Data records

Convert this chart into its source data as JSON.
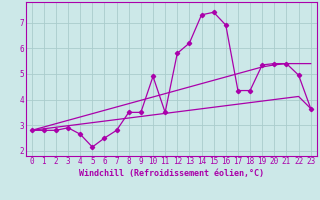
{
  "xlabel": "Windchill (Refroidissement éolien,°C)",
  "bg_color": "#cce8e8",
  "grid_color": "#aacccc",
  "line_color": "#aa00aa",
  "x_data": [
    0,
    1,
    2,
    3,
    4,
    5,
    6,
    7,
    8,
    9,
    10,
    11,
    12,
    13,
    14,
    15,
    16,
    17,
    18,
    19,
    20,
    21,
    22,
    23
  ],
  "y_main": [
    2.8,
    2.8,
    2.8,
    2.9,
    2.65,
    2.15,
    2.5,
    2.8,
    3.5,
    3.5,
    4.9,
    3.5,
    5.8,
    6.2,
    7.3,
    7.4,
    6.9,
    4.35,
    4.35,
    5.35,
    5.4,
    5.4,
    4.95,
    3.65
  ],
  "y_line1": [
    2.8,
    2.93,
    3.06,
    3.19,
    3.32,
    3.45,
    3.58,
    3.71,
    3.84,
    3.97,
    4.1,
    4.23,
    4.36,
    4.49,
    4.62,
    4.75,
    4.88,
    5.01,
    5.14,
    5.27,
    5.35,
    5.4,
    5.4,
    5.4
  ],
  "y_line2": [
    2.8,
    2.86,
    2.92,
    2.98,
    3.04,
    3.1,
    3.16,
    3.22,
    3.28,
    3.34,
    3.4,
    3.46,
    3.52,
    3.58,
    3.64,
    3.7,
    3.76,
    3.82,
    3.88,
    3.94,
    4.0,
    4.06,
    4.12,
    3.65
  ],
  "xlim": [
    -0.5,
    23.5
  ],
  "ylim": [
    1.8,
    7.8
  ],
  "yticks": [
    2,
    3,
    4,
    5,
    6,
    7
  ],
  "xticks": [
    0,
    1,
    2,
    3,
    4,
    5,
    6,
    7,
    8,
    9,
    10,
    11,
    12,
    13,
    14,
    15,
    16,
    17,
    18,
    19,
    20,
    21,
    22,
    23
  ]
}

What you should do
Copy the records exactly. Skip the pictures.

Solution below
Convert this chart into its source data as JSON.
{
  "xlabel": "Windchill (Refroidissement éolien,°C)",
  "bg_color": "#cce8e8",
  "grid_color": "#aacccc",
  "line_color": "#aa00aa",
  "x_data": [
    0,
    1,
    2,
    3,
    4,
    5,
    6,
    7,
    8,
    9,
    10,
    11,
    12,
    13,
    14,
    15,
    16,
    17,
    18,
    19,
    20,
    21,
    22,
    23
  ],
  "y_main": [
    2.8,
    2.8,
    2.8,
    2.9,
    2.65,
    2.15,
    2.5,
    2.8,
    3.5,
    3.5,
    4.9,
    3.5,
    5.8,
    6.2,
    7.3,
    7.4,
    6.9,
    4.35,
    4.35,
    5.35,
    5.4,
    5.4,
    4.95,
    3.65
  ],
  "y_line1": [
    2.8,
    2.93,
    3.06,
    3.19,
    3.32,
    3.45,
    3.58,
    3.71,
    3.84,
    3.97,
    4.1,
    4.23,
    4.36,
    4.49,
    4.62,
    4.75,
    4.88,
    5.01,
    5.14,
    5.27,
    5.35,
    5.4,
    5.4,
    5.4
  ],
  "y_line2": [
    2.8,
    2.86,
    2.92,
    2.98,
    3.04,
    3.1,
    3.16,
    3.22,
    3.28,
    3.34,
    3.4,
    3.46,
    3.52,
    3.58,
    3.64,
    3.7,
    3.76,
    3.82,
    3.88,
    3.94,
    4.0,
    4.06,
    4.12,
    3.65
  ],
  "xlim": [
    -0.5,
    23.5
  ],
  "ylim": [
    1.8,
    7.8
  ],
  "yticks": [
    2,
    3,
    4,
    5,
    6,
    7
  ],
  "xticks": [
    0,
    1,
    2,
    3,
    4,
    5,
    6,
    7,
    8,
    9,
    10,
    11,
    12,
    13,
    14,
    15,
    16,
    17,
    18,
    19,
    20,
    21,
    22,
    23
  ]
}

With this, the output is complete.